Objective
Return the lines below as a JSON list of strings, with one string for each line and no blank lines.

--- Begin Given records ---

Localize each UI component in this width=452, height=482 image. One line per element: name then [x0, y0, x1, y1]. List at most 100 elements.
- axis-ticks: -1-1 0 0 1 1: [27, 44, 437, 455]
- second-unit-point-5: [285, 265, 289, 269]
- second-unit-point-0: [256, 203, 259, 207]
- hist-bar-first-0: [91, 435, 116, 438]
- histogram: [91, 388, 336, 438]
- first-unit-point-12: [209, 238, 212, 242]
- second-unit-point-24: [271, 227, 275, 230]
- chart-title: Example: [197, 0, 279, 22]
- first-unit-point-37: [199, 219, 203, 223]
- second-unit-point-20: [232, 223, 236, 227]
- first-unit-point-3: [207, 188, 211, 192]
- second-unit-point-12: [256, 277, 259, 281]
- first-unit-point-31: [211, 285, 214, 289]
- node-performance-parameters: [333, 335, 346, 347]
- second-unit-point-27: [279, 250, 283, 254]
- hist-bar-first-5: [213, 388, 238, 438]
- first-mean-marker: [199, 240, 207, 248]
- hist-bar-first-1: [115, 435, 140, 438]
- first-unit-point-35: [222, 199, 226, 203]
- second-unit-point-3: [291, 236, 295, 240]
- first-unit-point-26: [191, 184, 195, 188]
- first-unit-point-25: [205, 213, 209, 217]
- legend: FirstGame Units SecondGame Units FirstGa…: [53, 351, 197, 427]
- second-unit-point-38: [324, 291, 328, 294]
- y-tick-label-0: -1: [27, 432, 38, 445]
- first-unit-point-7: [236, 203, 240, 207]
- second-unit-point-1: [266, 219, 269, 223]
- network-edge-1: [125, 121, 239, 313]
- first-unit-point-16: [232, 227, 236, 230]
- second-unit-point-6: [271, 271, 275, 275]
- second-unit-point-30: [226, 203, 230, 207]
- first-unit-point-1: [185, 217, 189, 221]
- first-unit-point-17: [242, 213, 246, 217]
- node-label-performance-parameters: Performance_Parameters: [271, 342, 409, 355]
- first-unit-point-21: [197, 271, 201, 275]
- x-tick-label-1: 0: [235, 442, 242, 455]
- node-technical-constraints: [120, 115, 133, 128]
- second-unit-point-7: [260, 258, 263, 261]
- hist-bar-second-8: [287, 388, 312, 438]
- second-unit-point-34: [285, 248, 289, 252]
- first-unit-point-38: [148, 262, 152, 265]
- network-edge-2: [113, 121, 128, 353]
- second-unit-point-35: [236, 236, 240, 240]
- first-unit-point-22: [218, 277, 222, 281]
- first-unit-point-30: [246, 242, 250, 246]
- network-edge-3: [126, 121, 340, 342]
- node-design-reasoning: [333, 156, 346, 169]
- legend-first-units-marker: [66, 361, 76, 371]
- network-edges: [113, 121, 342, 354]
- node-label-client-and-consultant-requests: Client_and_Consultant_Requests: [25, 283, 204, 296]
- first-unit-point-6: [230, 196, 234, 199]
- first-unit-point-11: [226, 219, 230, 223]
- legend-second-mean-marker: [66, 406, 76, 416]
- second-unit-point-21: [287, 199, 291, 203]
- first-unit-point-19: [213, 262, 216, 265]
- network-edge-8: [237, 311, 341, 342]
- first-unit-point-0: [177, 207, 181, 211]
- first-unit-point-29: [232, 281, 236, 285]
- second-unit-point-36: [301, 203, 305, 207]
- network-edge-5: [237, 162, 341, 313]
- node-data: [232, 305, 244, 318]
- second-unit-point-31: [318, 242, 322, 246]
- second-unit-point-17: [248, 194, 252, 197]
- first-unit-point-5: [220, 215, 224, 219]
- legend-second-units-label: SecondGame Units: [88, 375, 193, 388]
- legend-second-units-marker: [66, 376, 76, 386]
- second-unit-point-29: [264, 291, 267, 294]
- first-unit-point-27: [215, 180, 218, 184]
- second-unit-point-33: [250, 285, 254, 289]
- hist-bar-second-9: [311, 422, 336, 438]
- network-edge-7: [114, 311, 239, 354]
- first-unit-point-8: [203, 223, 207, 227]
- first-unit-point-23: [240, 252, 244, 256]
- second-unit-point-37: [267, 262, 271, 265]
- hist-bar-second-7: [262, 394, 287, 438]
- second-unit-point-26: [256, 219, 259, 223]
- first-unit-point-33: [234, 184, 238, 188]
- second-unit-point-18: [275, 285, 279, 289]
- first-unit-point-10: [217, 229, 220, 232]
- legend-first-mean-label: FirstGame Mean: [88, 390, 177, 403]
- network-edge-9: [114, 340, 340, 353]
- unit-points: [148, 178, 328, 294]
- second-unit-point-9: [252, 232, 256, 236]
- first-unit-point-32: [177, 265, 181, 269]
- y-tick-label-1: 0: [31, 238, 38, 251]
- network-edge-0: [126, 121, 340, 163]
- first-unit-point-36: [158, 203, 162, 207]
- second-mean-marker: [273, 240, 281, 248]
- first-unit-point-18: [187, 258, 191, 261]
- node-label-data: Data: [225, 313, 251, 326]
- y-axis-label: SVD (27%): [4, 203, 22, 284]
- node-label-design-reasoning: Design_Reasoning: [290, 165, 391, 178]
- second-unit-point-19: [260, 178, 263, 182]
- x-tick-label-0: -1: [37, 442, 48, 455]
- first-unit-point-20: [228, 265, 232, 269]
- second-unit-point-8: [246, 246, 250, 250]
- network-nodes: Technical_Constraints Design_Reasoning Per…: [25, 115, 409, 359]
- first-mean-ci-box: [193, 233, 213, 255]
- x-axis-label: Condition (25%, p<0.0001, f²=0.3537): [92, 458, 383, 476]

--- End Given records ---

Correct response
[
  "Localize each UI component in this width=452, height=482 image. One line per element: name then [x0, y0, x1, y1]. List at most 100 elements.",
  "- axis-ticks: -1-1 0 0 1 1: [27, 44, 437, 455]",
  "- second-unit-point-5: [285, 265, 289, 269]",
  "- second-unit-point-0: [256, 203, 259, 207]",
  "- hist-bar-first-0: [91, 435, 116, 438]",
  "- histogram: [91, 388, 336, 438]",
  "- first-unit-point-12: [209, 238, 212, 242]",
  "- second-unit-point-24: [271, 227, 275, 230]",
  "- chart-title: Example: [197, 0, 279, 22]",
  "- first-unit-point-37: [199, 219, 203, 223]",
  "- second-unit-point-20: [232, 223, 236, 227]",
  "- first-unit-point-3: [207, 188, 211, 192]",
  "- second-unit-point-12: [256, 277, 259, 281]",
  "- first-unit-point-31: [211, 285, 214, 289]",
  "- node-performance-parameters: [333, 335, 346, 347]",
  "- second-unit-point-27: [279, 250, 283, 254]",
  "- hist-bar-first-5: [213, 388, 238, 438]",
  "- first-mean-marker: [199, 240, 207, 248]",
  "- hist-bar-first-1: [115, 435, 140, 438]",
  "- first-unit-point-35: [222, 199, 226, 203]",
  "- second-unit-point-3: [291, 236, 295, 240]",
  "- first-unit-point-26: [191, 184, 195, 188]",
  "- first-unit-point-25: [205, 213, 209, 217]",
  "- legend: FirstGame Units SecondGame Units FirstGa…: [53, 351, 197, 427]",
  "- second-unit-point-38: [324, 291, 328, 294]",
  "- y-tick-label-0: -1: [27, 432, 38, 445]",
  "- first-unit-point-7: [236, 203, 240, 207]",
  "- second-unit-point-1: [266, 219, 269, 223]",
  "- network-edge-1: [125, 121, 239, 313]",
  "- first-unit-point-16: [232, 227, 236, 230]",
  "- second-unit-point-6: [271, 271, 275, 275]",
  "- second-unit-point-30: [226, 203, 230, 207]",
  "- first-unit-point-1: [185, 217, 189, 221]",
  "- first-unit-point-17: [242, 213, 246, 217]",
  "- node-label-performance-parameters: Performance_Parameters: [271, 342, 409, 355]",
  "- first-unit-point-21: [197, 271, 201, 275]",
  "- x-tick-label-1: 0: [235, 442, 242, 455]",
  "- node-technical-constraints: [120, 115, 133, 128]",
  "- second-unit-point-7: [260, 258, 263, 261]",
  "- hist-bar-second-8: [287, 388, 312, 438]",
  "- second-unit-point-34: [285, 248, 289, 252]",
  "- first-unit-point-38: [148, 262, 152, 265]",
  "- network-edge-2: [113, 121, 128, 353]",
  "- second-unit-point-35: [236, 236, 240, 240]",
  "- first-unit-point-22: [218, 277, 222, 281]",
  "- first-unit-point-30: [246, 242, 250, 246]",
  "- network-edge-3: [126, 121, 340, 342]",
  "- node-design-reasoning: [333, 156, 346, 169]",
  "- legend-first-units-marker: [66, 361, 76, 371]",
  "- network-edges: [113, 121, 342, 354]",
  "- node-label-client-and-consultant-requests: Client_and_Consultant_Requests: [25, 283, 204, 296]",
  "- first-unit-point-6: [230, 196, 234, 199]",
  "- first-unit-point-11: [226, 219, 230, 223]",
  "- legend-second-mean-marker: [66, 406, 76, 416]",
  "- second-unit-point-21: [287, 199, 291, 203]",
  "- first-unit-point-19: [213, 262, 216, 265]",
  "- network-edge-8: [237, 311, 341, 342]",
  "- first-unit-point-0: [177, 207, 181, 211]",
  "- first-unit-point-29: [232, 281, 236, 285]",
  "- second-unit-point-36: [301, 203, 305, 207]",
  "- network-edge-5: [237, 162, 341, 313]",
  "- node-data: [232, 305, 244, 318]",
  "- second-unit-point-31: [318, 242, 322, 246]",
  "- second-unit-point-17: [248, 194, 252, 197]",
  "- first-unit-point-5: [220, 215, 224, 219]",
  "- legend-second-units-label: SecondGame Units: [88, 375, 193, 388]",
  "- legend-second-units-marker: [66, 376, 76, 386]",
  "- second-unit-point-29: [264, 291, 267, 294]",
  "- first-unit-point-27: [215, 180, 218, 184]",
  "- second-unit-point-33: [250, 285, 254, 289]",
  "- hist-bar-second-9: [311, 422, 336, 438]",
  "- network-edge-7: [114, 311, 239, 354]",
  "- first-unit-point-8: [203, 223, 207, 227]",
  "- first-unit-point-23: [240, 252, 244, 256]",
  "- second-unit-point-37: [267, 262, 271, 265]",
  "- hist-bar-second-7: [262, 394, 287, 438]",
  "- second-unit-point-26: [256, 219, 259, 223]",
  "- first-unit-point-33: [234, 184, 238, 188]",
  "- second-unit-point-18: [275, 285, 279, 289]",
  "- first-unit-point-10: [217, 229, 220, 232]",
  "- legend-first-mean-label: FirstGame Mean: [88, 390, 177, 403]",
  "- network-edge-9: [114, 340, 340, 353]",
  "- unit-points: [148, 178, 328, 294]",
  "- second-unit-point-9: [252, 232, 256, 236]",
  "- first-unit-point-32: [177, 265, 181, 269]",
  "- y-tick-label-1: 0: [31, 238, 38, 251]",
  "- network-edge-0: [126, 121, 340, 163]",
  "- first-unit-point-36: [158, 203, 162, 207]",
  "- second-mean-marker: [273, 240, 281, 248]",
  "- first-unit-point-18: [187, 258, 191, 261]",
  "- node-label-data: Data: [225, 313, 251, 326]",
  "- y-axis-label: SVD (27%): [4, 203, 22, 284]",
  "- node-label-design-reasoning: Design_Reasoning: [290, 165, 391, 178]",
  "- second-unit-point-19: [260, 178, 263, 182]",
  "- x-tick-label-0: -1: [37, 442, 48, 455]",
  "- first-unit-point-20: [228, 265, 232, 269]",
  "- second-unit-point-8: [246, 246, 250, 250]",
  "- network-nodes: Technical_Constraints Design_Reasoning Per…: [25, 115, 409, 359]",
  "- first-mean-ci-box: [193, 233, 213, 255]",
  "- x-axis-label: Condition (25%, p<0.0001, f²=0.3537): [92, 458, 383, 476]"
]